(Records excerpted from a collection)
--- start ---

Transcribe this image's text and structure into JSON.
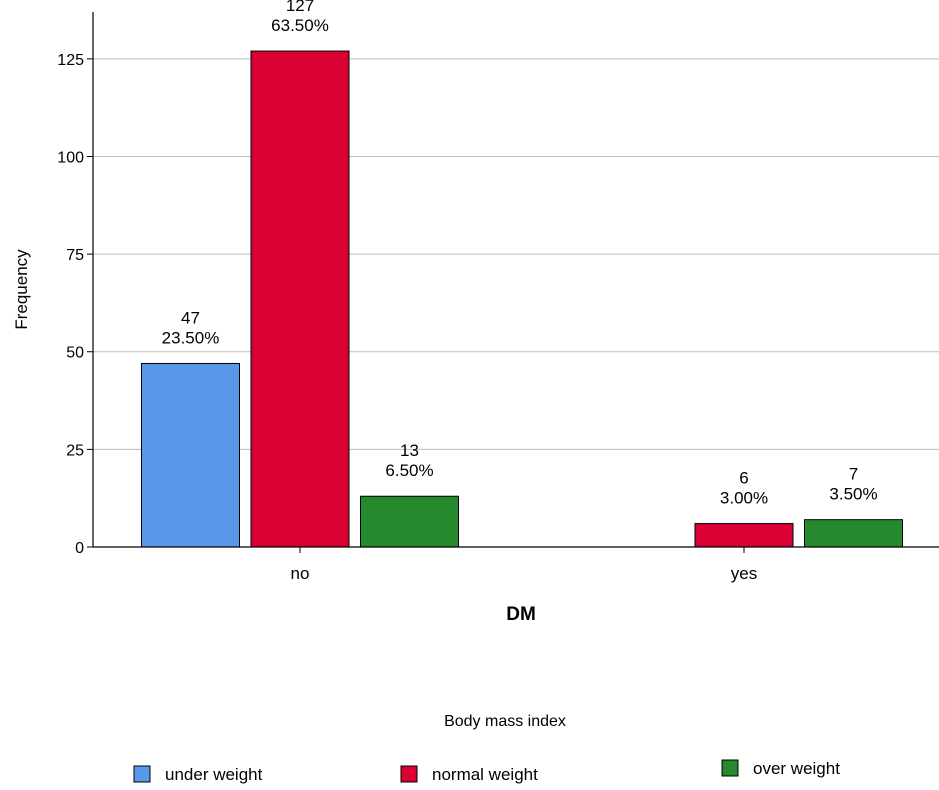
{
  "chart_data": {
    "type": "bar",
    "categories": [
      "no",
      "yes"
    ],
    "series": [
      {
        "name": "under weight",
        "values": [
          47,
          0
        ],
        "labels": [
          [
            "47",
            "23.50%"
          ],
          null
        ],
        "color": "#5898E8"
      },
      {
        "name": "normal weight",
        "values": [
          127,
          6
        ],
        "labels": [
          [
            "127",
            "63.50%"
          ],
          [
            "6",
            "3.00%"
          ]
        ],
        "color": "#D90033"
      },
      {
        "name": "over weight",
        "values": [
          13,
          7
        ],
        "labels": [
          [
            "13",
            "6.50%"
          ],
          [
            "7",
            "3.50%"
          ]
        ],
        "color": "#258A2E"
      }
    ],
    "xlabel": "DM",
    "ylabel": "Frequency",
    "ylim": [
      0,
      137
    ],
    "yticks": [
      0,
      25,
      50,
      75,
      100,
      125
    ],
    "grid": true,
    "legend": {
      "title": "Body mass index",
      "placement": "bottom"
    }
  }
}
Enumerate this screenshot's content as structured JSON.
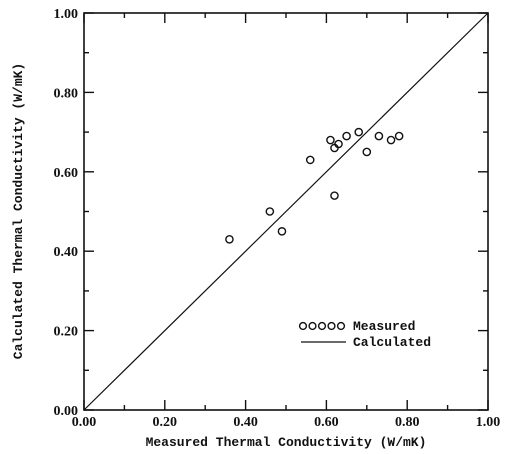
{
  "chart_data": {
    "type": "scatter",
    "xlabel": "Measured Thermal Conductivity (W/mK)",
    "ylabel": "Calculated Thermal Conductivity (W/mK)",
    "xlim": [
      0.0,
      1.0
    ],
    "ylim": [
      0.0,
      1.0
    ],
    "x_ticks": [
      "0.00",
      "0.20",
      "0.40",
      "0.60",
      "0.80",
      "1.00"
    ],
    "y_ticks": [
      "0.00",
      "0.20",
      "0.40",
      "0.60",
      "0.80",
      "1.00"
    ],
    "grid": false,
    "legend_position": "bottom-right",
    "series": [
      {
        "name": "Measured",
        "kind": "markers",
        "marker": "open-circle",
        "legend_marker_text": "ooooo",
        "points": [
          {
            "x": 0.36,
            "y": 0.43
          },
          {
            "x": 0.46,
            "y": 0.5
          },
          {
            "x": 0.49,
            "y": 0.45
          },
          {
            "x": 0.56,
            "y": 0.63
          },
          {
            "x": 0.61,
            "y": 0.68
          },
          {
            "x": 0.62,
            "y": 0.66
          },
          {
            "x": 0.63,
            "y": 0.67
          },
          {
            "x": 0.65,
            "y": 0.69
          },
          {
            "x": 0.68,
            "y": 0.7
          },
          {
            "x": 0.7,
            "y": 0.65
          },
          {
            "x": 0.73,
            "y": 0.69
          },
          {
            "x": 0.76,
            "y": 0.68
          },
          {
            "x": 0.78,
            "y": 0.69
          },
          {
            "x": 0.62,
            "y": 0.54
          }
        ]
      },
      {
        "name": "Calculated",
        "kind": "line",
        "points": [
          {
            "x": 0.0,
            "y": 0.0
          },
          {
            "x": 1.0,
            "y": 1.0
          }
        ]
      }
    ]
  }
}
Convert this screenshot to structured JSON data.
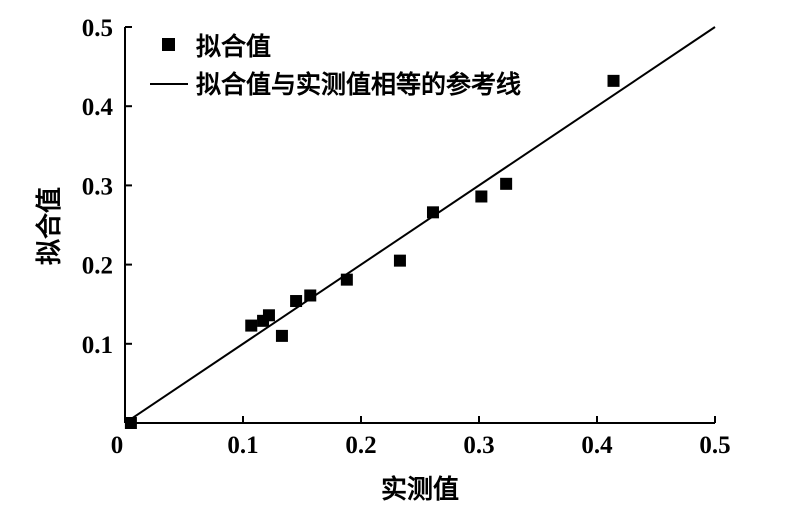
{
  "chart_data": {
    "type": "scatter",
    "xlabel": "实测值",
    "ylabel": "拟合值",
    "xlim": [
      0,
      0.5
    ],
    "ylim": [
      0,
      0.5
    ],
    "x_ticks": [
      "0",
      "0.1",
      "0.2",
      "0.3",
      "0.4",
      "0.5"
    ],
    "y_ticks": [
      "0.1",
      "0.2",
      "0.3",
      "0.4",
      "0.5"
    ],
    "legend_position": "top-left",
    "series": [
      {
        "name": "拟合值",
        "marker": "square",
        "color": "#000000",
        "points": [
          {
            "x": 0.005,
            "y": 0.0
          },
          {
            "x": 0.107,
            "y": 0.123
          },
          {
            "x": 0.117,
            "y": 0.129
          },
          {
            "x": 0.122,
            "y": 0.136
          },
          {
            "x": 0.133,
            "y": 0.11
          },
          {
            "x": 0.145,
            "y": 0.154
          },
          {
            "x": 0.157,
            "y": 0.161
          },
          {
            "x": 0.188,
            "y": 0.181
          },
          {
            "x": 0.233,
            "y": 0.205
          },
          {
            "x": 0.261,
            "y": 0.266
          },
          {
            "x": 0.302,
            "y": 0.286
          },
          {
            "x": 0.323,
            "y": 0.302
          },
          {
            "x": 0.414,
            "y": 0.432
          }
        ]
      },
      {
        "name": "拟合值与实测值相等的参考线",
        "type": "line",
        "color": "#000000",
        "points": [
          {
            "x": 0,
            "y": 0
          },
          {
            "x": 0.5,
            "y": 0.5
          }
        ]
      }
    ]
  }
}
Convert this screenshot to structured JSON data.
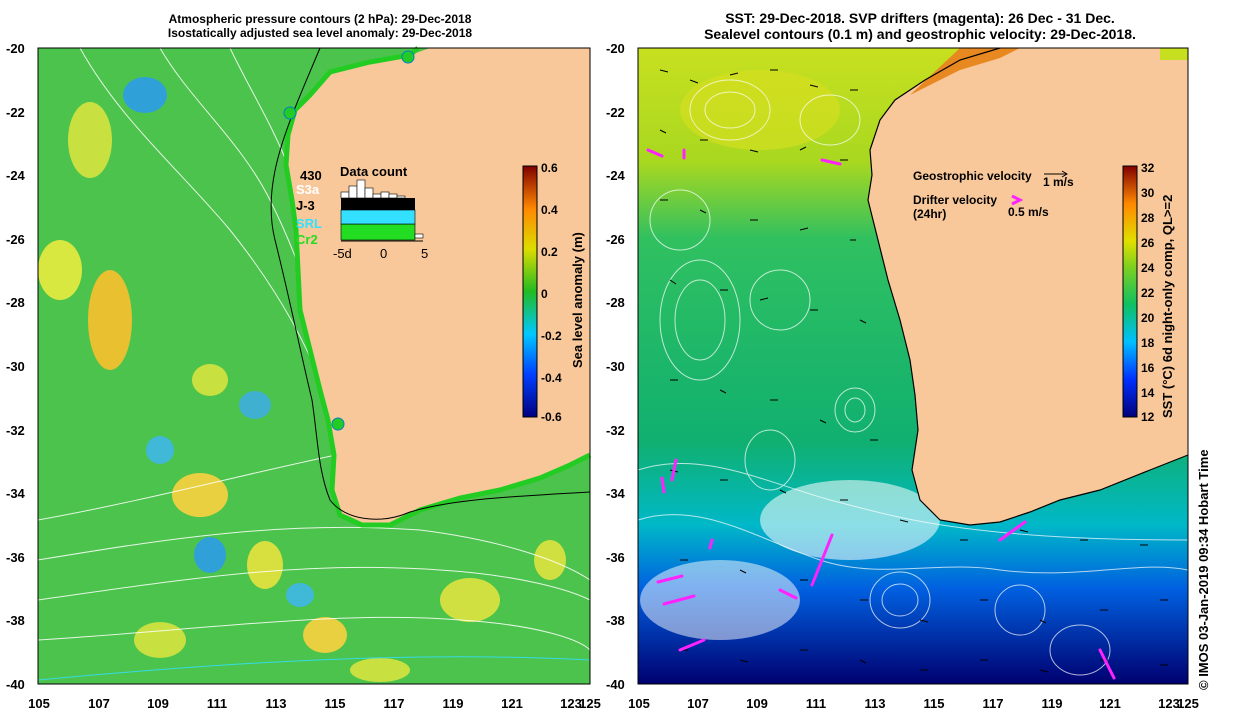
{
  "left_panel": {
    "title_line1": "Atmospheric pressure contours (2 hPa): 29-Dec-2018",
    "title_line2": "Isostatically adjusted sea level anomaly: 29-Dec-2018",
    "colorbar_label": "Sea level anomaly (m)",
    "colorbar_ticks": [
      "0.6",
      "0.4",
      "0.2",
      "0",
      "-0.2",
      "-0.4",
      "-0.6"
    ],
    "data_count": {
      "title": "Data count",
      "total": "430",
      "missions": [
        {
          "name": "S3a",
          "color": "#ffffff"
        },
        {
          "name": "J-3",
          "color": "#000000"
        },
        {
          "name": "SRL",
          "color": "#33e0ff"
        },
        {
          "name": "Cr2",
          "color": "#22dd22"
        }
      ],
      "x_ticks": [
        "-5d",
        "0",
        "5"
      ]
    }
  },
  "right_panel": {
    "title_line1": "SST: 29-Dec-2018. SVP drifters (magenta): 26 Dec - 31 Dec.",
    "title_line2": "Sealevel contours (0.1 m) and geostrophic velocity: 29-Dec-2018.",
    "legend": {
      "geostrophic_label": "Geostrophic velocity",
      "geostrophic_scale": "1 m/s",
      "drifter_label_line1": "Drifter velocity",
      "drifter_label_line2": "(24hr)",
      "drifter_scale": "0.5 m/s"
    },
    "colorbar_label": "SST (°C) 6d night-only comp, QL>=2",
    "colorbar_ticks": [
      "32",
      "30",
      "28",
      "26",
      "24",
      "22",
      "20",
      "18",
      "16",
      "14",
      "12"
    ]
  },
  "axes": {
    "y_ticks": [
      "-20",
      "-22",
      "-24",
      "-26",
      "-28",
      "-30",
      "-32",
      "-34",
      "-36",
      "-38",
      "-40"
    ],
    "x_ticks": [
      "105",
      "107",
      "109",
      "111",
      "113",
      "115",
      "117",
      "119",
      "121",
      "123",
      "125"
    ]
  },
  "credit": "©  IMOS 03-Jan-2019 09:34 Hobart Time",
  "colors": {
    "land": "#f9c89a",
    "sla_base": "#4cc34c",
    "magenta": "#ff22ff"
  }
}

--- end ---

Exercise requirements: Quote the material exactly. Pictures stay out.

Expected answer:
Transcribe this image's text and structure into JSON.
{
  "chart_data": {
    "type": "bar",
    "categories": [
      "no",
      "yes"
    ],
    "series": [
      {
        "name": "under weight",
        "values": [
          47,
          0
        ],
        "labels": [
          [
            "47",
            "23.50%"
          ],
          null
        ],
        "color": "#5898E8"
      },
      {
        "name": "normal weight",
        "values": [
          127,
          6
        ],
        "labels": [
          [
            "127",
            "63.50%"
          ],
          [
            "6",
            "3.00%"
          ]
        ],
        "color": "#D90033"
      },
      {
        "name": "over weight",
        "values": [
          13,
          7
        ],
        "labels": [
          [
            "13",
            "6.50%"
          ],
          [
            "7",
            "3.50%"
          ]
        ],
        "color": "#258A2E"
      }
    ],
    "xlabel": "DM",
    "ylabel": "Frequency",
    "ylim": [
      0,
      137
    ],
    "yticks": [
      0,
      25,
      50,
      75,
      100,
      125
    ],
    "grid": true,
    "legend": {
      "title": "Body mass index",
      "placement": "bottom"
    }
  }
}
Enumerate this screenshot's content as structured JSON.
{
  "chart_data": {
    "type": "scatter",
    "xlabel": "Measured Thermal Conductivity (W/mK)",
    "ylabel": "Calculated Thermal Conductivity (W/mK)",
    "xlim": [
      0.0,
      1.0
    ],
    "ylim": [
      0.0,
      1.0
    ],
    "x_ticks": [
      "0.00",
      "0.20",
      "0.40",
      "0.60",
      "0.80",
      "1.00"
    ],
    "y_ticks": [
      "0.00",
      "0.20",
      "0.40",
      "0.60",
      "0.80",
      "1.00"
    ],
    "grid": false,
    "legend_position": "bottom-right",
    "series": [
      {
        "name": "Measured",
        "kind": "markers",
        "marker": "open-circle",
        "legend_marker_text": "ooooo",
        "points": [
          {
            "x": 0.36,
            "y": 0.43
          },
          {
            "x": 0.46,
            "y": 0.5
          },
          {
            "x": 0.49,
            "y": 0.45
          },
          {
            "x": 0.56,
            "y": 0.63
          },
          {
            "x": 0.61,
            "y": 0.68
          },
          {
            "x": 0.62,
            "y": 0.66
          },
          {
            "x": 0.63,
            "y": 0.67
          },
          {
            "x": 0.65,
            "y": 0.69
          },
          {
            "x": 0.68,
            "y": 0.7
          },
          {
            "x": 0.7,
            "y": 0.65
          },
          {
            "x": 0.73,
            "y": 0.69
          },
          {
            "x": 0.76,
            "y": 0.68
          },
          {
            "x": 0.78,
            "y": 0.69
          },
          {
            "x": 0.62,
            "y": 0.54
          }
        ]
      },
      {
        "name": "Calculated",
        "kind": "line",
        "points": [
          {
            "x": 0.0,
            "y": 0.0
          },
          {
            "x": 1.0,
            "y": 1.0
          }
        ]
      }
    ]
  }
}
Convert this screenshot to structured JSON data.
{
  "chart_data": {
    "type": "scatter",
    "xlabel": "实测值",
    "ylabel": "拟合值",
    "xlim": [
      0,
      0.5
    ],
    "ylim": [
      0,
      0.5
    ],
    "x_ticks": [
      "0",
      "0.1",
      "0.2",
      "0.3",
      "0.4",
      "0.5"
    ],
    "y_ticks": [
      "0.1",
      "0.2",
      "0.3",
      "0.4",
      "0.5"
    ],
    "legend_position": "top-left",
    "series": [
      {
        "name": "拟合值",
        "marker": "square",
        "color": "#000000",
        "points": [
          {
            "x": 0.005,
            "y": 0.0
          },
          {
            "x": 0.107,
            "y": 0.123
          },
          {
            "x": 0.117,
            "y": 0.129
          },
          {
            "x": 0.122,
            "y": 0.136
          },
          {
            "x": 0.133,
            "y": 0.11
          },
          {
            "x": 0.145,
            "y": 0.154
          },
          {
            "x": 0.157,
            "y": 0.161
          },
          {
            "x": 0.188,
            "y": 0.181
          },
          {
            "x": 0.233,
            "y": 0.205
          },
          {
            "x": 0.261,
            "y": 0.266
          },
          {
            "x": 0.302,
            "y": 0.286
          },
          {
            "x": 0.323,
            "y": 0.302
          },
          {
            "x": 0.414,
            "y": 0.432
          }
        ]
      },
      {
        "name": "拟合值与实测值相等的参考线",
        "type": "line",
        "color": "#000000",
        "points": [
          {
            "x": 0,
            "y": 0
          },
          {
            "x": 0.5,
            "y": 0.5
          }
        ]
      }
    ]
  }
}
Convert this screenshot to structured JSON data.
{
  "left_panel": {
    "title_line1": "Atmospheric pressure contours (2 hPa): 29-Dec-2018",
    "title_line2": "Isostatically adjusted sea level anomaly: 29-Dec-2018",
    "colorbar_label": "Sea level anomaly (m)",
    "colorbar_ticks": [
      "0.6",
      "0.4",
      "0.2",
      "0",
      "-0.2",
      "-0.4",
      "-0.6"
    ],
    "data_count": {
      "title": "Data count",
      "total": "430",
      "missions": [
        {
          "name": "S3a",
          "color": "#ffffff"
        },
        {
          "name": "J-3",
          "color": "#000000"
        },
        {
          "name": "SRL",
          "color": "#33e0ff"
        },
        {
          "name": "Cr2",
          "color": "#22dd22"
        }
      ],
      "x_ticks": [
        "-5d",
        "0",
        "5"
      ]
    }
  },
  "right_panel": {
    "title_line1": "SST: 29-Dec-2018. SVP drifters (magenta): 26 Dec - 31 Dec.",
    "title_line2": "Sealevel contours (0.1 m) and geostrophic velocity: 29-Dec-2018.",
    "legend": {
      "geostrophic_label": "Geostrophic velocity",
      "geostrophic_scale": "1 m/s",
      "drifter_label_line1": "Drifter velocity",
      "drifter_label_line2": "(24hr)",
      "drifter_scale": "0.5 m/s"
    },
    "colorbar_label": "SST (°C) 6d night-only comp, QL>=2",
    "colorbar_ticks": [
      "32",
      "30",
      "28",
      "26",
      "24",
      "22",
      "20",
      "18",
      "16",
      "14",
      "12"
    ]
  },
  "axes": {
    "y_ticks": [
      "-20",
      "-22",
      "-24",
      "-26",
      "-28",
      "-30",
      "-32",
      "-34",
      "-36",
      "-38",
      "-40"
    ],
    "x_ticks": [
      "105",
      "107",
      "109",
      "111",
      "113",
      "115",
      "117",
      "119",
      "121",
      "123",
      "125"
    ]
  },
  "credit": "©  IMOS 03-Jan-2019 09:34 Hobart Time",
  "colors": {
    "land": "#f9c89a",
    "sla_base": "#4cc34c",
    "magenta": "#ff22ff"
  }
}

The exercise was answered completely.